[WHAT IS ASKED]: Pick out each line in these entries that contains the string "Size".

[DATA EXCERPTS]:
* BEGIN *
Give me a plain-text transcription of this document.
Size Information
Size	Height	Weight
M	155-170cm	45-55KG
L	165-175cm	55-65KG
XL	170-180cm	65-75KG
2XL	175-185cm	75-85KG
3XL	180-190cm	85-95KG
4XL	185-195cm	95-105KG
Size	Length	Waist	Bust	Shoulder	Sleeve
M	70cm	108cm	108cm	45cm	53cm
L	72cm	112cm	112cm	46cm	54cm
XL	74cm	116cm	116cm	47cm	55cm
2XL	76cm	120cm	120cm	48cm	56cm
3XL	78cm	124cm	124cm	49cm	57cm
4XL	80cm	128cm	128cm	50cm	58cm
* END *
* BEGIN *
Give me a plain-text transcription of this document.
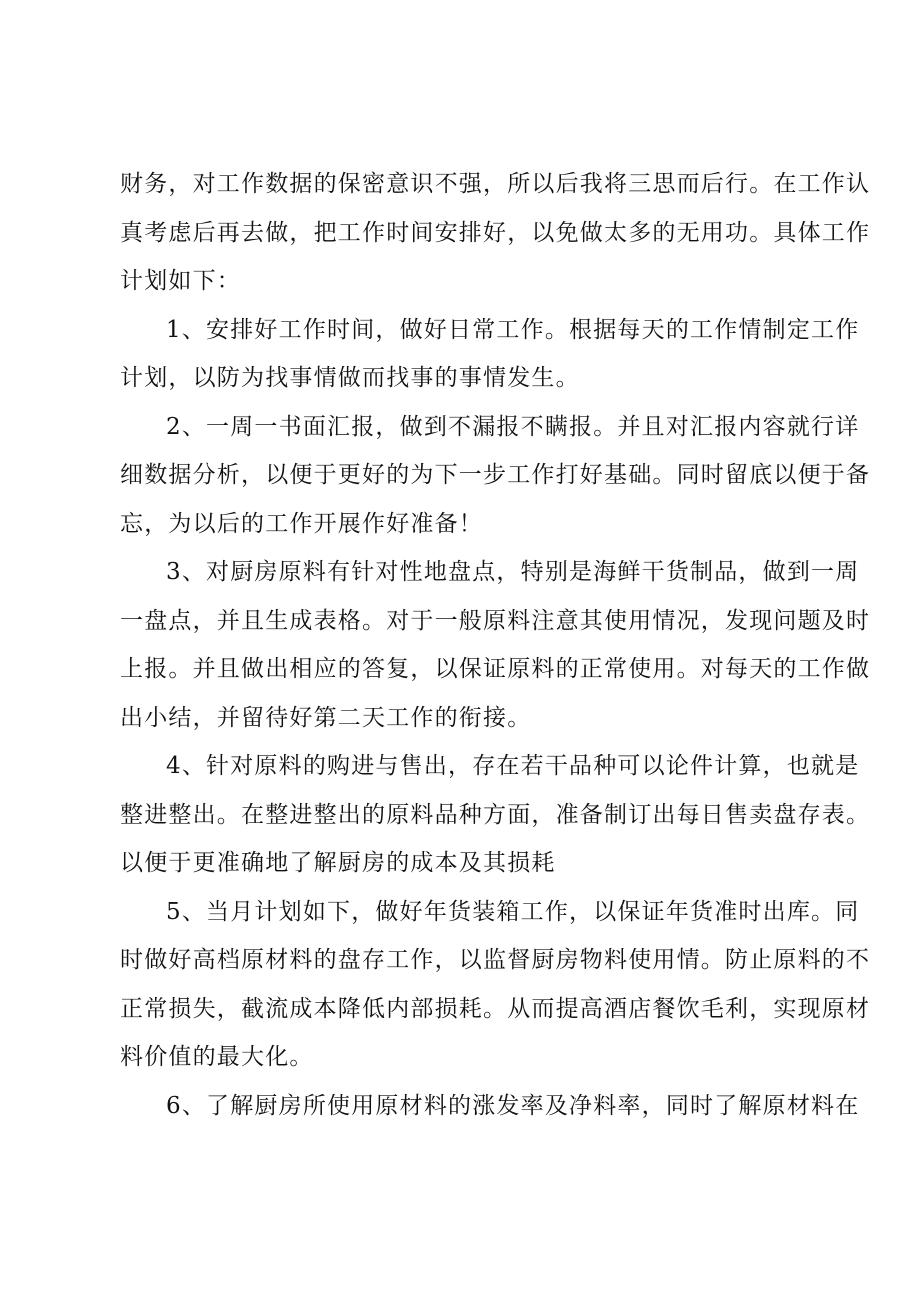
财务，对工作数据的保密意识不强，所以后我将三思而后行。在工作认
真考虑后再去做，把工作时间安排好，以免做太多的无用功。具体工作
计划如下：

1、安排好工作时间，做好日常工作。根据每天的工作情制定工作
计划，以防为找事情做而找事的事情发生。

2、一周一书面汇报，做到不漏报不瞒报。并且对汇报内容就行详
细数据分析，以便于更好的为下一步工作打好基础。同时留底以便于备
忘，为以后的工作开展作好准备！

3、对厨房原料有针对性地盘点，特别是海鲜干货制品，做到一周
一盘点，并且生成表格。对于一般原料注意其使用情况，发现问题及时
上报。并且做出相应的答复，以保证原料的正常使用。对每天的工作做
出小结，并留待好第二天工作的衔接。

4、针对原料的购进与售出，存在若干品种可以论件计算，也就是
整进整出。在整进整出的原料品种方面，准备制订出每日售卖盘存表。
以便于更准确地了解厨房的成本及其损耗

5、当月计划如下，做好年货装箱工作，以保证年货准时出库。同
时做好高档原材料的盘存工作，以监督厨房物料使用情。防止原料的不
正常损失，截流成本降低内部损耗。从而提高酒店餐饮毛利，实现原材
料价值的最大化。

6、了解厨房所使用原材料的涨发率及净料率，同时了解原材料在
* END *
[ANSWER TO THIS PROBLEM]:
Size Information
Size	Height	Weight
Size	Length	Waist	Bust	Shoulder	Sleeve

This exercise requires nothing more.